*Required task*
All the data should be repeated exactly. Any image in it is left out.

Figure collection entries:
<<<<

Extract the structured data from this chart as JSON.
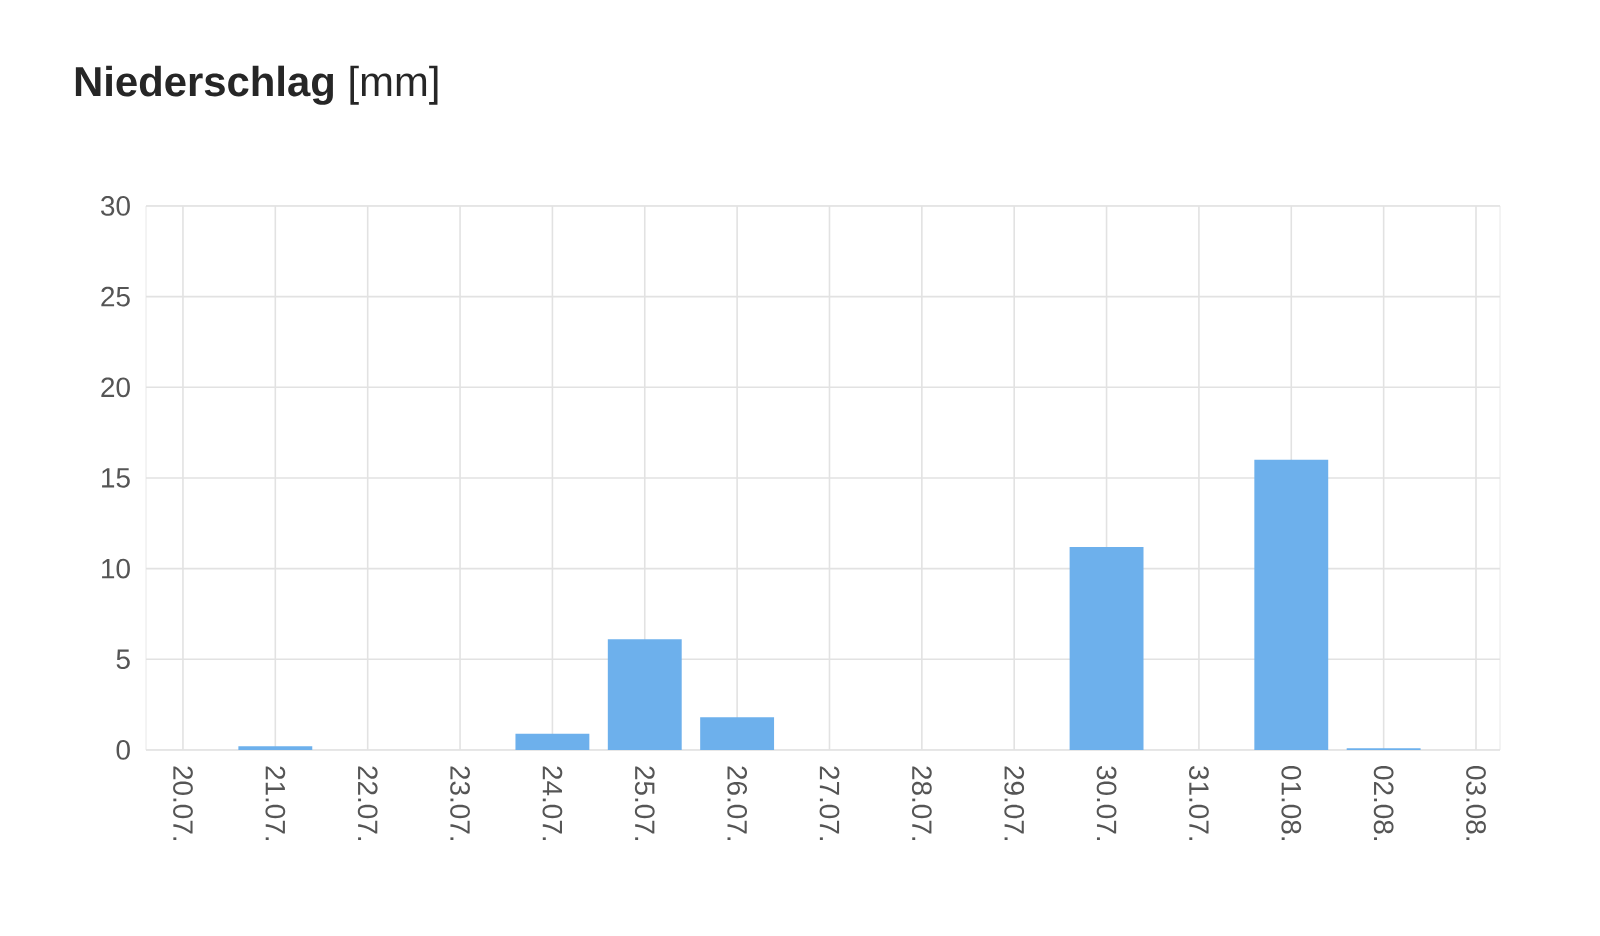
{
  "chart_data": {
    "type": "bar",
    "title": "**Niederschlag** [mm]",
    "categories": [
      "20.07.",
      "21.07.",
      "22.07.",
      "23.07.",
      "24.07.",
      "25.07.",
      "26.07.",
      "27.07.",
      "28.07.",
      "29.07.",
      "30.07.",
      "31.07.",
      "01.08.",
      "02.08.",
      "03.08."
    ],
    "values": [
      0,
      0.2,
      0,
      0,
      0.9,
      6.1,
      1.8,
      0,
      0,
      0,
      11.2,
      0,
      16.0,
      0.1,
      0
    ],
    "color": "#6db0ec",
    "ylim": [
      0,
      30
    ],
    "yticks": [
      0,
      5,
      10,
      15,
      20,
      25,
      30
    ],
    "grid": true
  }
}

>>>>

*Answer for this exercise*
Extract the structured data from this chart as JSON.
{
  "chart_data": {
    "type": "bar",
    "title": "**Niederschlag** [mm]",
    "categories": [
      "20.07.",
      "21.07.",
      "22.07.",
      "23.07.",
      "24.07.",
      "25.07.",
      "26.07.",
      "27.07.",
      "28.07.",
      "29.07.",
      "30.07.",
      "31.07.",
      "01.08.",
      "02.08.",
      "03.08."
    ],
    "values": [
      0,
      0.2,
      0,
      0,
      0.9,
      6.1,
      1.8,
      0,
      0,
      0,
      11.2,
      0,
      16.0,
      0.1,
      0
    ],
    "color": "#6db0ec",
    "ylim": [
      0,
      30
    ],
    "yticks": [
      0,
      5,
      10,
      15,
      20,
      25,
      30
    ],
    "grid": true
  }
}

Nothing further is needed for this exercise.